How many lines of the records hold the string "color"? Reply with the number alone.

━━━━━ Data supplied

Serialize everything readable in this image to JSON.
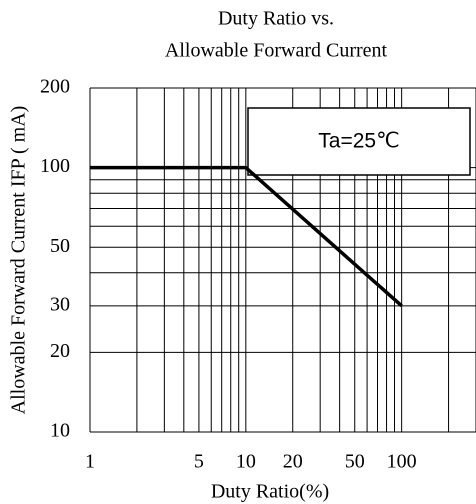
{
  "chart_data": {
    "type": "line",
    "title": [
      "Duty Ratio vs.",
      "Allowable Forward Current"
    ],
    "x_label": "Duty Ratio(%)",
    "y_label": "Allowable Forward Current IFP ( mA)",
    "annotation": "Ta=25℃",
    "log_x": true,
    "log_y": true,
    "grid": true,
    "x": [
      1,
      10,
      100
    ],
    "series": [
      {
        "name": null,
        "color": "#000000",
        "values": [
          100,
          100,
          30
        ]
      }
    ],
    "xlim": [
      1,
      300
    ],
    "ylim": [
      10,
      200
    ],
    "xticks": [
      1,
      5,
      10,
      20,
      50,
      100
    ],
    "yticks": [
      10,
      20,
      30,
      50,
      100,
      200
    ],
    "x_gridlines": [
      1,
      2,
      3,
      4,
      5,
      6,
      7,
      8,
      9,
      10,
      20,
      30,
      40,
      50,
      60,
      70,
      80,
      90,
      100,
      200,
      300
    ],
    "y_gridlines": [
      10,
      20,
      30,
      40,
      50,
      60,
      70,
      80,
      90,
      100,
      200
    ]
  }
}
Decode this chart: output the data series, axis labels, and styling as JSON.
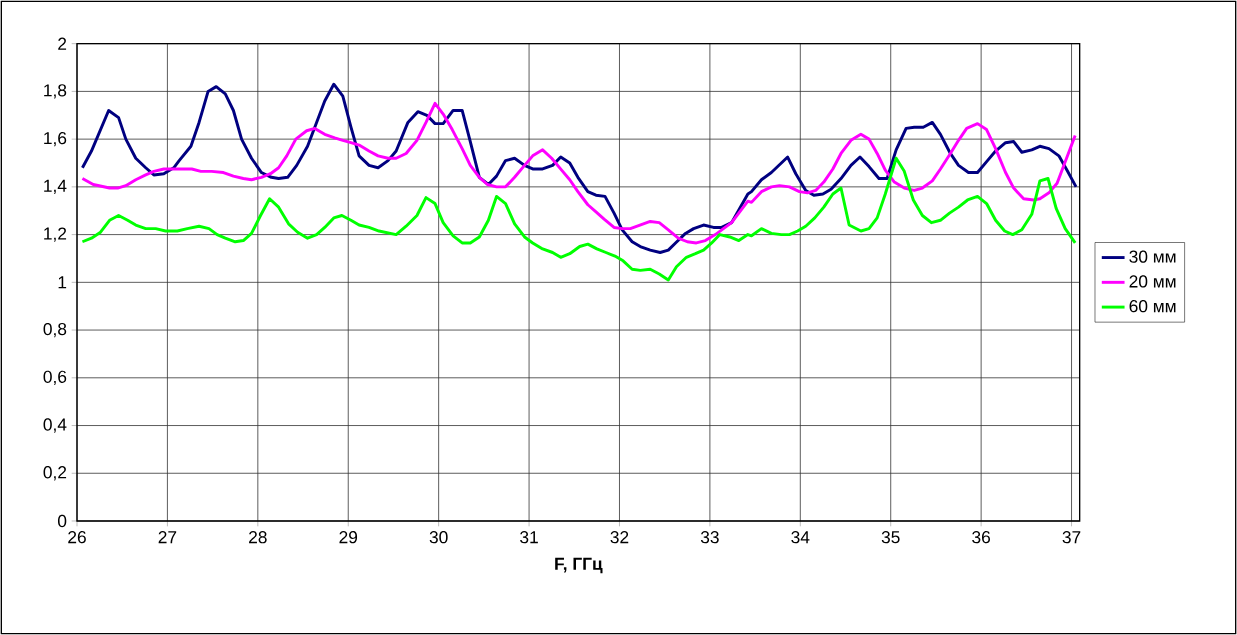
{
  "chart_data": {
    "type": "line",
    "xlabel": "F, ГГц",
    "xlim": [
      26,
      37.09
    ],
    "ylim": [
      0,
      2
    ],
    "xticks": [
      26,
      27,
      28,
      29,
      30,
      31,
      32,
      33,
      34,
      35,
      36,
      37
    ],
    "yticks": [
      0,
      {
        "value": 0.2,
        "label": "0,2"
      },
      {
        "value": 0.4,
        "label": "0,4"
      },
      {
        "value": 0.6,
        "label": "0,6"
      },
      {
        "value": 0.8,
        "label": "0,8"
      },
      1,
      {
        "value": 1.2,
        "label": "1,2"
      },
      {
        "value": 1.4,
        "label": "1,4"
      },
      {
        "value": 1.6,
        "label": "1,6"
      },
      {
        "value": 1.8,
        "label": "1,8"
      },
      2
    ],
    "grid": true,
    "legend": "right",
    "marker": "none",
    "line_style": "solid",
    "series": [
      {
        "name": "30 мм",
        "color": "#000080",
        "x": [
          26.06,
          26.16,
          26.35,
          26.46,
          26.54,
          26.65,
          26.76,
          26.85,
          26.96,
          27.07,
          27.13,
          27.26,
          27.35,
          27.45,
          27.54,
          27.64,
          27.73,
          27.82,
          27.93,
          28.04,
          28.15,
          28.23,
          28.33,
          28.43,
          28.55,
          28.65,
          28.74,
          28.84,
          28.94,
          29.03,
          29.12,
          29.23,
          29.33,
          29.44,
          29.53,
          29.66,
          29.77,
          29.87,
          29.96,
          30.05,
          30.16,
          30.26,
          30.35,
          30.45,
          30.55,
          30.64,
          30.74,
          30.84,
          30.95,
          31.04,
          31.15,
          31.26,
          31.35,
          31.45,
          31.54,
          31.65,
          31.74,
          31.84,
          31.94,
          32.03,
          32.14,
          32.23,
          32.34,
          32.45,
          32.54,
          32.62,
          32.73,
          32.82,
          32.93,
          33.04,
          33.13,
          33.24,
          33.42,
          33.46,
          33.57,
          33.68,
          33.86,
          33.95,
          34.06,
          34.15,
          34.25,
          34.34,
          34.45,
          34.56,
          34.66,
          34.76,
          34.87,
          34.96,
          35.06,
          35.17,
          35.26,
          35.36,
          35.46,
          35.55,
          35.66,
          35.75,
          35.86,
          35.96,
          36.07,
          36.16,
          36.27,
          36.36,
          36.45,
          36.56,
          36.65,
          36.75,
          36.86,
          36.95,
          37.05
        ],
        "values": [
          1.48,
          1.55,
          1.72,
          1.69,
          1.6,
          1.52,
          1.48,
          1.45,
          1.455,
          1.48,
          1.51,
          1.57,
          1.67,
          1.8,
          1.82,
          1.79,
          1.72,
          1.6,
          1.52,
          1.46,
          1.44,
          1.435,
          1.44,
          1.49,
          1.57,
          1.67,
          1.76,
          1.83,
          1.78,
          1.65,
          1.53,
          1.49,
          1.48,
          1.51,
          1.55,
          1.67,
          1.715,
          1.7,
          1.665,
          1.665,
          1.72,
          1.72,
          1.59,
          1.44,
          1.41,
          1.445,
          1.51,
          1.52,
          1.49,
          1.475,
          1.475,
          1.49,
          1.525,
          1.5,
          1.44,
          1.38,
          1.365,
          1.36,
          1.29,
          1.22,
          1.17,
          1.15,
          1.135,
          1.125,
          1.135,
          1.165,
          1.205,
          1.225,
          1.24,
          1.23,
          1.23,
          1.25,
          1.37,
          1.38,
          1.43,
          1.46,
          1.525,
          1.455,
          1.385,
          1.365,
          1.37,
          1.39,
          1.435,
          1.49,
          1.525,
          1.485,
          1.435,
          1.435,
          1.555,
          1.645,
          1.65,
          1.65,
          1.67,
          1.62,
          1.54,
          1.49,
          1.46,
          1.46,
          1.51,
          1.55,
          1.585,
          1.59,
          1.545,
          1.555,
          1.57,
          1.56,
          1.53,
          1.47,
          1.4
        ]
      },
      {
        "name": "20 мм",
        "color": "#ff00ff",
        "x": [
          26.06,
          26.18,
          26.36,
          26.45,
          26.54,
          26.65,
          26.76,
          26.85,
          26.96,
          27.05,
          27.16,
          27.27,
          27.37,
          27.49,
          27.62,
          27.73,
          27.84,
          27.93,
          28.04,
          28.14,
          28.23,
          28.32,
          28.42,
          28.54,
          28.63,
          28.74,
          28.85,
          28.94,
          29.03,
          29.12,
          29.23,
          29.33,
          29.44,
          29.53,
          29.64,
          29.76,
          29.86,
          29.96,
          30.05,
          30.15,
          30.26,
          30.35,
          30.45,
          30.54,
          30.64,
          30.74,
          30.84,
          30.95,
          31.04,
          31.15,
          31.25,
          31.36,
          31.45,
          31.54,
          31.65,
          31.74,
          31.83,
          31.94,
          32.03,
          32.12,
          32.23,
          32.34,
          32.44,
          32.54,
          32.65,
          32.75,
          32.85,
          32.95,
          33.06,
          33.15,
          33.24,
          33.42,
          33.46,
          33.57,
          33.68,
          33.77,
          33.88,
          33.99,
          34.08,
          34.17,
          34.26,
          34.36,
          34.45,
          34.56,
          34.67,
          34.76,
          34.85,
          34.94,
          35.04,
          35.15,
          35.26,
          35.35,
          35.46,
          35.55,
          35.66,
          35.75,
          35.84,
          35.96,
          36.06,
          36.16,
          36.27,
          36.36,
          36.47,
          36.58,
          36.65,
          36.75,
          36.84,
          36.93,
          37.04
        ],
        "values": [
          1.435,
          1.41,
          1.395,
          1.395,
          1.405,
          1.43,
          1.45,
          1.465,
          1.475,
          1.475,
          1.475,
          1.475,
          1.465,
          1.465,
          1.46,
          1.445,
          1.435,
          1.43,
          1.44,
          1.455,
          1.48,
          1.53,
          1.6,
          1.635,
          1.645,
          1.62,
          1.605,
          1.595,
          1.585,
          1.575,
          1.55,
          1.53,
          1.52,
          1.52,
          1.54,
          1.595,
          1.67,
          1.75,
          1.705,
          1.64,
          1.56,
          1.49,
          1.44,
          1.41,
          1.4,
          1.4,
          1.44,
          1.49,
          1.53,
          1.555,
          1.52,
          1.47,
          1.43,
          1.38,
          1.325,
          1.295,
          1.265,
          1.23,
          1.225,
          1.225,
          1.24,
          1.255,
          1.25,
          1.22,
          1.185,
          1.17,
          1.165,
          1.175,
          1.2,
          1.225,
          1.25,
          1.34,
          1.335,
          1.38,
          1.4,
          1.405,
          1.4,
          1.38,
          1.375,
          1.385,
          1.42,
          1.475,
          1.54,
          1.595,
          1.62,
          1.6,
          1.54,
          1.47,
          1.42,
          1.395,
          1.385,
          1.395,
          1.425,
          1.475,
          1.54,
          1.595,
          1.645,
          1.665,
          1.64,
          1.56,
          1.46,
          1.395,
          1.35,
          1.345,
          1.35,
          1.375,
          1.415,
          1.505,
          1.615
        ]
      },
      {
        "name": "60 мм",
        "color": "#00ff00",
        "x": [
          26.06,
          26.16,
          26.26,
          26.36,
          26.46,
          26.56,
          26.65,
          26.76,
          26.87,
          26.98,
          27.11,
          27.22,
          27.35,
          27.46,
          27.55,
          27.64,
          27.75,
          27.84,
          27.93,
          28.03,
          28.13,
          28.23,
          28.34,
          28.44,
          28.55,
          28.65,
          28.74,
          28.84,
          28.93,
          29.03,
          29.12,
          29.23,
          29.34,
          29.53,
          29.64,
          29.76,
          29.86,
          29.96,
          30.05,
          30.16,
          30.26,
          30.35,
          30.45,
          30.55,
          30.64,
          30.74,
          30.84,
          30.95,
          31.04,
          31.15,
          31.26,
          31.35,
          31.45,
          31.56,
          31.65,
          31.75,
          31.85,
          31.95,
          32.04,
          32.14,
          32.23,
          32.34,
          32.44,
          32.54,
          32.63,
          32.74,
          32.84,
          32.93,
          33.02,
          33.11,
          33.22,
          33.32,
          33.42,
          33.46,
          33.57,
          33.68,
          33.79,
          33.88,
          33.97,
          34.06,
          34.16,
          34.26,
          34.36,
          34.45,
          34.54,
          34.67,
          34.76,
          34.85,
          34.94,
          35.06,
          35.15,
          35.25,
          35.35,
          35.45,
          35.55,
          35.65,
          35.75,
          35.85,
          35.96,
          36.06,
          36.16,
          36.26,
          36.35,
          36.45,
          36.56,
          36.65,
          36.74,
          36.83,
          36.93,
          37.04
        ],
        "values": [
          1.17,
          1.185,
          1.21,
          1.26,
          1.28,
          1.26,
          1.24,
          1.225,
          1.225,
          1.215,
          1.215,
          1.225,
          1.235,
          1.225,
          1.2,
          1.185,
          1.17,
          1.175,
          1.205,
          1.28,
          1.35,
          1.315,
          1.245,
          1.21,
          1.185,
          1.2,
          1.23,
          1.27,
          1.28,
          1.26,
          1.24,
          1.23,
          1.215,
          1.2,
          1.235,
          1.28,
          1.355,
          1.33,
          1.25,
          1.195,
          1.165,
          1.165,
          1.19,
          1.26,
          1.36,
          1.33,
          1.245,
          1.19,
          1.165,
          1.14,
          1.125,
          1.105,
          1.12,
          1.15,
          1.16,
          1.14,
          1.125,
          1.11,
          1.09,
          1.055,
          1.05,
          1.055,
          1.035,
          1.01,
          1.065,
          1.105,
          1.12,
          1.135,
          1.165,
          1.2,
          1.19,
          1.175,
          1.2,
          1.195,
          1.225,
          1.205,
          1.2,
          1.2,
          1.215,
          1.235,
          1.27,
          1.315,
          1.37,
          1.395,
          1.24,
          1.215,
          1.225,
          1.27,
          1.37,
          1.52,
          1.465,
          1.345,
          1.28,
          1.25,
          1.26,
          1.29,
          1.315,
          1.345,
          1.36,
          1.33,
          1.26,
          1.215,
          1.2,
          1.22,
          1.285,
          1.425,
          1.435,
          1.31,
          1.225,
          1.165
        ]
      }
    ]
  }
}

━━━━━━━━━━

:: Exercise response ::
4